--- start Text section ---

- Vocabulary instruction aligns with deep learning by helping students make connections between words and construct meaningful knowledge.
- Vocabulary instruction aligns with higher student achievement by increasing reading skills and comprehension.
- Vocabulary instruction aligns with greater engagement by making reading and comprehension accessible to all learners.
- Vocabulary instruction aligns with well-being because the research shows a strong relationship between vocabulary and intelligence, one’s ability to comprehend new information, and one’s ability to succeed.
What: (Description of the Strategy)
- Vocabulary instruction can be facilitated in a variety of ways but is most effective when it provides both definitional and contextual information, involves students in deeper processing, and gives students multiple exposures to the words they are learning.
- Using a framework like Marzano’s Six-Step Process for Building Academic Vocabulary in combination with graphic organizers like the Frayer Model and collaborative discussion strategies like Think, Pair, Share can provide students with the information, experiences, and opportunities to make meaning of the words or phrases.
- Focusing on fewer vocabulary words and providing multiple exposures to them in a variety of meaningful contexts will have the greatest impact.
- Determine the vocabulary words or phrases students will learn based on the essential content being taught, and prioritize vocabulary words that are critical to understanding the content, unknown to students, useful across content areas, and difficult to understand.
- Use frequent un-graded formative assessments to test students’ comprehension without risk of failure.
How: (How to Set up the Strategy)
- Introduce students to the new term with a brief description or explanation as well as a nonlinguistic representation (image, symbol, or icon) of the word or phrase. Avoid using a dictionary definition when describing or explaining the term.
- Ask students to generate their own description or explanation of the new word or phrase as opposed to having them restate or record yours.
- Ask students to create their own nonlinguistic representation of the word or phrase using an image or symbol. They can even act out the term with movements and gestures.
- Facilitate activities that help students build and record their knowledge of the term. This can be accomplished by using a graphic organizer to help students compare vocabulary words and identify the relationship between them.
- Periodically ask students to engage with each other in collaborative discussions about the terms to share and compare their understandings. This can be accomplished using a variety of discussion protocols that facilitate movement and discourse.
- Involve students in games that encourage students to play and interact with the terms.

--- end Text section ---

[Stated problem A] Please reproduce the records word for word, covering the stretch from their first line through the line that contains "bookmark-star-icon[interactable]: ☆: [1167, 7, 1180, 25]".

--- start Data to process ---

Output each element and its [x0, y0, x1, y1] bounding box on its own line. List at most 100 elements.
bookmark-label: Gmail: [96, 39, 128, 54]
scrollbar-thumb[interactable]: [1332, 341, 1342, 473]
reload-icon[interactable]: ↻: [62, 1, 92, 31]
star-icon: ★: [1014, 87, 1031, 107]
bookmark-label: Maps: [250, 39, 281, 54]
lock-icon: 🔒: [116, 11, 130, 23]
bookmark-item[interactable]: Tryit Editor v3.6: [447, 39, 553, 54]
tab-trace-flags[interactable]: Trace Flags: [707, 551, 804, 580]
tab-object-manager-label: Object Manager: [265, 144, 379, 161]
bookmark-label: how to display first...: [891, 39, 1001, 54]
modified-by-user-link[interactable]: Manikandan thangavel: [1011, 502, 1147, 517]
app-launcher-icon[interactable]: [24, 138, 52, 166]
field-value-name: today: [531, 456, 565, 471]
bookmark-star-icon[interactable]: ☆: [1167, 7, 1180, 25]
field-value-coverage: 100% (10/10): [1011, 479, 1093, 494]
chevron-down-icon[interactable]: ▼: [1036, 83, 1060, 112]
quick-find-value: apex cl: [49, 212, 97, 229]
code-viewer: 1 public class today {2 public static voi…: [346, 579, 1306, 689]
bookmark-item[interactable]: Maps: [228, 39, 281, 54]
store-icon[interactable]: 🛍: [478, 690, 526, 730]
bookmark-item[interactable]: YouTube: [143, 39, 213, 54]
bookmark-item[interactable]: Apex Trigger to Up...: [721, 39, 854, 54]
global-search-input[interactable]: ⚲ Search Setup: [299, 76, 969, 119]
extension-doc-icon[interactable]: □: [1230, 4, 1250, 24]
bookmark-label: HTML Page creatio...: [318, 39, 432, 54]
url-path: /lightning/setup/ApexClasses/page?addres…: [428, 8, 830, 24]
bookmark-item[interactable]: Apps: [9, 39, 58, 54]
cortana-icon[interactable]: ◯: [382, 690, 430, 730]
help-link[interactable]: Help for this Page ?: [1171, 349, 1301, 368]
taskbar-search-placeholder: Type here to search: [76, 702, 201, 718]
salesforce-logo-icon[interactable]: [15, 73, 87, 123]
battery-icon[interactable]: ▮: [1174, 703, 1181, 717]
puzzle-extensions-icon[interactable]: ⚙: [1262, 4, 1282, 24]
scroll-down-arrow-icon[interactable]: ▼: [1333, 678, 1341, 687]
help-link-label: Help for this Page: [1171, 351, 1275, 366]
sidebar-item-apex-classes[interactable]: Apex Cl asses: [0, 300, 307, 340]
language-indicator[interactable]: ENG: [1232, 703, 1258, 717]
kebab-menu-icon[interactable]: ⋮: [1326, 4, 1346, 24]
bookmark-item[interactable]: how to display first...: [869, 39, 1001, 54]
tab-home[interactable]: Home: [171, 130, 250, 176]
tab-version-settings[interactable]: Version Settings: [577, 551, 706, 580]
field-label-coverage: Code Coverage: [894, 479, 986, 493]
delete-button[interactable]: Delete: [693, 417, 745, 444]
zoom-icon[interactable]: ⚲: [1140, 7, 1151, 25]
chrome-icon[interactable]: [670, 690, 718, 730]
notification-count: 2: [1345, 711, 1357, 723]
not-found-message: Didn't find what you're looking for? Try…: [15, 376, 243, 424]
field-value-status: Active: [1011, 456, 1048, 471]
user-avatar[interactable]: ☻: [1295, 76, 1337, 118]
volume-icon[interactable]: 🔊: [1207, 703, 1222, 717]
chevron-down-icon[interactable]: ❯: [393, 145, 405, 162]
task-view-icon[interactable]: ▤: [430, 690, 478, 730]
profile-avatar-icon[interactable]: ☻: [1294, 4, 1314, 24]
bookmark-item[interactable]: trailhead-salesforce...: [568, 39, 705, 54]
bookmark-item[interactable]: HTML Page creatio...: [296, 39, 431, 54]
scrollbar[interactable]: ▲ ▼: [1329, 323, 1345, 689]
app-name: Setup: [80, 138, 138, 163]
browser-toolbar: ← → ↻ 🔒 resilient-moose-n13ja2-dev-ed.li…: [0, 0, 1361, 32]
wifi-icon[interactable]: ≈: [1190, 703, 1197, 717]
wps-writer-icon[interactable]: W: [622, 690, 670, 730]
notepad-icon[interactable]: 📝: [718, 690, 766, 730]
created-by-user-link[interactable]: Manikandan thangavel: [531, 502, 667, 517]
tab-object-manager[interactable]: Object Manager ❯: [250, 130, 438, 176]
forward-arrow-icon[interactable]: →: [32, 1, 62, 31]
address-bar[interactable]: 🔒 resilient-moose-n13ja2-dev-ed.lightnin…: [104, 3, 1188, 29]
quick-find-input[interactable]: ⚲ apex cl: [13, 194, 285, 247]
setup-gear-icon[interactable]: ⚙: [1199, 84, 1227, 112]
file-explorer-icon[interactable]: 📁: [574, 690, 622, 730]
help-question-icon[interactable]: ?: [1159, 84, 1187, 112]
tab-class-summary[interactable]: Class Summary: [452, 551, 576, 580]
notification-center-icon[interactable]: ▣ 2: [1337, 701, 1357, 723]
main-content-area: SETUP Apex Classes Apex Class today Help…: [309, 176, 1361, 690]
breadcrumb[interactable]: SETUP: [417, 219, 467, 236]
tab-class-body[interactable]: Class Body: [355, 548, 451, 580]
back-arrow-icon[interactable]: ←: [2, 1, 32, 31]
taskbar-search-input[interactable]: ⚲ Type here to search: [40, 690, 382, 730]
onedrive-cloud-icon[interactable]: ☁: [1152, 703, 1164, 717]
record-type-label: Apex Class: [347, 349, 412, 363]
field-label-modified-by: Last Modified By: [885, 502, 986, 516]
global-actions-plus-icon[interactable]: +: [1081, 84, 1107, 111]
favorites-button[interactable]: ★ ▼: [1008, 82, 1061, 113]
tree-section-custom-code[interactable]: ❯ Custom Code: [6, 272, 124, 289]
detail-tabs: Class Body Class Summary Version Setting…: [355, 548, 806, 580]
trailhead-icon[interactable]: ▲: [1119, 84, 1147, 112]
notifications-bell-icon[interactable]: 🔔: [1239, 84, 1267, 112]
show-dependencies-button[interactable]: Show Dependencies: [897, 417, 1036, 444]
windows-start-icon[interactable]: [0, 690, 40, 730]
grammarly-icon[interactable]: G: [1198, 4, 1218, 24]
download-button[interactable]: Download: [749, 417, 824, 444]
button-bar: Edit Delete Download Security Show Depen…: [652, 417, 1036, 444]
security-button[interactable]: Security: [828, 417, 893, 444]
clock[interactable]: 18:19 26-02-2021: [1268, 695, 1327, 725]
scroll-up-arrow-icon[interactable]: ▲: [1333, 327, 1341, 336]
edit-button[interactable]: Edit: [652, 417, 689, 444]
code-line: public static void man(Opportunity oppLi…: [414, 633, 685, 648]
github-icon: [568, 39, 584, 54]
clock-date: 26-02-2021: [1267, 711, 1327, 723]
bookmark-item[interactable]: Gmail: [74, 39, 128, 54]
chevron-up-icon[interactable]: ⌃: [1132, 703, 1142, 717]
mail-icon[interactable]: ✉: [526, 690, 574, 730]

--- end Data to process ---

[Stated problem B] Write out the stretch from "- Ask students to create" through "movements and gestures." in the text on vocabulary instruction, word for word.

[Written reply A]
Output each element and its [x0, y0, x1, y1] bounding box on its own line. List at most 100 elements.
bookmark-label: Gmail: [96, 39, 128, 54]
scrollbar-thumb[interactable]: [1332, 341, 1342, 473]
reload-icon[interactable]: ↻: [62, 1, 92, 31]
star-icon: ★: [1014, 87, 1031, 107]
bookmark-label: Maps: [250, 39, 281, 54]
lock-icon: 🔒: [116, 11, 130, 23]
bookmark-item[interactable]: Tryit Editor v3.6: [447, 39, 553, 54]
tab-trace-flags[interactable]: Trace Flags: [707, 551, 804, 580]
tab-object-manager-label: Object Manager: [265, 144, 379, 161]
bookmark-label: how to display first...: [891, 39, 1001, 54]
modified-by-user-link[interactable]: Manikandan thangavel: [1011, 502, 1147, 517]
app-launcher-icon[interactable]: [24, 138, 52, 166]
field-value-name: today: [531, 456, 565, 471]
bookmark-star-icon[interactable]: ☆: [1167, 7, 1180, 25]

[Written reply B]
- Ask students to create their own nonlinguistic representation of the word or phrase using an image or symbol. They can even act out the term with movements and gestures.